__Task prompt__.
Return all of the lines below exactly as they are.

__Data extracted from a collection__.
━━━━━━━━━━━━━━━━━━━━━━━━━━━━━━
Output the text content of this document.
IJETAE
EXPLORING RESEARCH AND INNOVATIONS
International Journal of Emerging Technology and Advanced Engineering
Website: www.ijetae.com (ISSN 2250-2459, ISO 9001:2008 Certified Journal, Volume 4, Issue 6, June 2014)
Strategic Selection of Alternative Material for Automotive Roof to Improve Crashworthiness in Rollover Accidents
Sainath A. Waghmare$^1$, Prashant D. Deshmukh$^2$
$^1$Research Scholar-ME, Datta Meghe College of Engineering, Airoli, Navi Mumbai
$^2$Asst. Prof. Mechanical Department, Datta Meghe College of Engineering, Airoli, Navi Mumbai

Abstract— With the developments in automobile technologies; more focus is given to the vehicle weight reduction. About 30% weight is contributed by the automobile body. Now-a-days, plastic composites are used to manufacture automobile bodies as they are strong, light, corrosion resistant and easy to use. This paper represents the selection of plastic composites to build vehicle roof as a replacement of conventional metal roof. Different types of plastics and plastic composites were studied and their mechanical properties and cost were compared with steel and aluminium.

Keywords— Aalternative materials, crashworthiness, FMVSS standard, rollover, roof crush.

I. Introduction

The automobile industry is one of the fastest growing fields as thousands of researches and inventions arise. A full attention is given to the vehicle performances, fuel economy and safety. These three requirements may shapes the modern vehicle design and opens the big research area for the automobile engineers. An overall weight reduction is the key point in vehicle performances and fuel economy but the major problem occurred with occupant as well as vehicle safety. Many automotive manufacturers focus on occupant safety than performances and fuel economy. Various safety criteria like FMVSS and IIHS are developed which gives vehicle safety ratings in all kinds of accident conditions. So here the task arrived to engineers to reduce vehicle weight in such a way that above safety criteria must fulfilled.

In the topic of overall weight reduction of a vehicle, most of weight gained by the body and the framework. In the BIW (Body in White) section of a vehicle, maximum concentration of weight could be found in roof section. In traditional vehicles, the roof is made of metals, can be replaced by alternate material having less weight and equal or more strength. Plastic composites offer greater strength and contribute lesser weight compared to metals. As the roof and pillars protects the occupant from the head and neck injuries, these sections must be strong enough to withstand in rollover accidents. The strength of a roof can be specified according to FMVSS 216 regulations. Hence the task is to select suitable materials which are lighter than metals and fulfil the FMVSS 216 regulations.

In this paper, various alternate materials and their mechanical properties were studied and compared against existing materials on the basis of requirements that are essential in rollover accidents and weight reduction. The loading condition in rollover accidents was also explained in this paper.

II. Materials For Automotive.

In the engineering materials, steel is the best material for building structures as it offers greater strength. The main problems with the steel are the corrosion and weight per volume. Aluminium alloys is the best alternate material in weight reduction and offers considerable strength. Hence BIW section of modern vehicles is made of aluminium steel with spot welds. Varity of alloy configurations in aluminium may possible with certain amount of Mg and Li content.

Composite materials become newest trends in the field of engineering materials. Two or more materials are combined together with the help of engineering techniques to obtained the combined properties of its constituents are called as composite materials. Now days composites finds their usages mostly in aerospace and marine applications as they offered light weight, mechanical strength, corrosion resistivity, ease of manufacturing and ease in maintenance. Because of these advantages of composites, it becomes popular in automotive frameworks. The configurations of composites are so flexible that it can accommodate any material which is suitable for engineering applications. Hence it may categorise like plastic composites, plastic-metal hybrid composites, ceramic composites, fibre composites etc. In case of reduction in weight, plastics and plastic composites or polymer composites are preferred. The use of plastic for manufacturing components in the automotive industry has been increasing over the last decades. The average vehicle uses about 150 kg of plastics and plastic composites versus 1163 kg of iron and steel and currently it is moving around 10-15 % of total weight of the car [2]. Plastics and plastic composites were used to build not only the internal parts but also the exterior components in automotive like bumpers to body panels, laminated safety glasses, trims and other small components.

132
━━━━━━━━━━━━━━━━━━━━━━━━━━━━━━
__Response for this exercise__.
Output the text content of this document.
IJETAE
EXPLORING RESEARCH AND INNOVATIONS
International Journal of Emerging Technology and Advanced Engineering
Website: www.ijetae.com (ISSN 2250-2459, ISO 9001:2008 Certified Journal, Volume 4, Issue 6, June 2014)
Strategic Selection of Alternative Material for Automotive Roof to Improve Crashworthiness in Rollover Accidents
Sainath A. Waghmare$^1$, Prashant D. Deshmukh$^2$
$^1$Research Scholar-ME, Datta Meghe College of Engineering, Airoli, Navi Mumbai
$^2$Asst. Prof. Mechanical Department, Datta Meghe College of Engineering, Airoli, Navi Mumbai

Abstract— With the developments in automobile technologies; more focus is given to the vehicle weight reduction. About 30% weight is contributed by the automobile body. Now-a-days, plastic composites are used to manufacture automobile bodies as they are strong, light, corrosion resistant and easy to use. This paper represents the selection of plastic composites to build vehicle roof as a replacement of conventional metal roof. Different types of plastics and plastic composites were studied and their mechanical properties and cost were compared with steel and aluminium.

Keywords— Aalternative materials, crashworthiness, FMVSS standard, rollover, roof crush.

I. Introduction

The automobile industry is one of the fastest growing fields as thousands of researches and inventions arise. A full attention is given to the vehicle performances, fuel economy and safety. These three requirements may shapes the modern vehicle design and opens the big research area for the automobile engineers. An overall weight reduction is the key point in vehicle performances and fuel economy but the major problem occurred with occupant as well as vehicle safety. Many automotive manufacturers focus on occupant safety than performances and fuel economy. Various safety criteria like FMVSS and IIHS are developed which gives vehicle safety ratings in all kinds of accident conditions. So here the task arrived to engineers to reduce vehicle weight in such a way that above safety criteria must fulfilled.

In the topic of overall weight reduction of a vehicle, most of weight gained by the body and the framework. In the BIW (Body in White) section of a vehicle, maximum concentration of weight could be found in roof section. In traditional vehicles, the roof is made of metals, can be replaced by alternate material having less weight and equal or more strength. Plastic composites offer greater strength and contribute lesser weight compared to metals. As the roof and pillars protects the occupant from the head and neck injuries, these sections must be strong enough to withstand in rollover accidents. The strength of a roof can be specified according to FMVSS 216 regulations. Hence the task is to select suitable materials which are lighter than metals and fulfil the FMVSS 216 regulations.

In this paper, various alternate materials and their mechanical properties were studied and compared against existing materials on the basis of requirements that are essential in rollover accidents and weight reduction. The loading condition in rollover accidents was also explained in this paper.

II. Materials For Automotive.

In the engineering materials, steel is the best material for building structures as it offers greater strength. The main problems with the steel are the corrosion and weight per volume. Aluminium alloys is the best alternate material in weight reduction and offers considerable strength. Hence BIW section of modern vehicles is made of aluminium steel with spot welds. Varity of alloy configurations in aluminium may possible with certain amount of Mg and Li content.

Composite materials become newest trends in the field of engineering materials. Two or more materials are combined together with the help of engineering techniques to obtained the combined properties of its constituents are called as composite materials. Now days composites finds their usages mostly in aerospace and marine applications as they offered light weight, mechanical strength, corrosion resistivity, ease of manufacturing and ease in maintenance. Because of these advantages of composites, it becomes popular in automotive frameworks. The configurations of composites are so flexible that it can accommodate any material which is suitable for engineering applications. Hence it may categorise like plastic composites, plastic-metal hybrid composites, ceramic composites, fibre composites etc. In case of reduction in weight, plastics and plastic composites or polymer composites are preferred. The use of plastic for manufacturing components in the automotive industry has been increasing over the last decades. The average vehicle uses about 150 kg of plastics and plastic composites versus 1163 kg of iron and steel and currently it is moving around 10-15 % of total weight of the car [2]. Plastics and plastic composites were used to build not only the internal parts but also the exterior components in automotive like bumpers to body panels, laminated safety glasses, trims and other small components.

132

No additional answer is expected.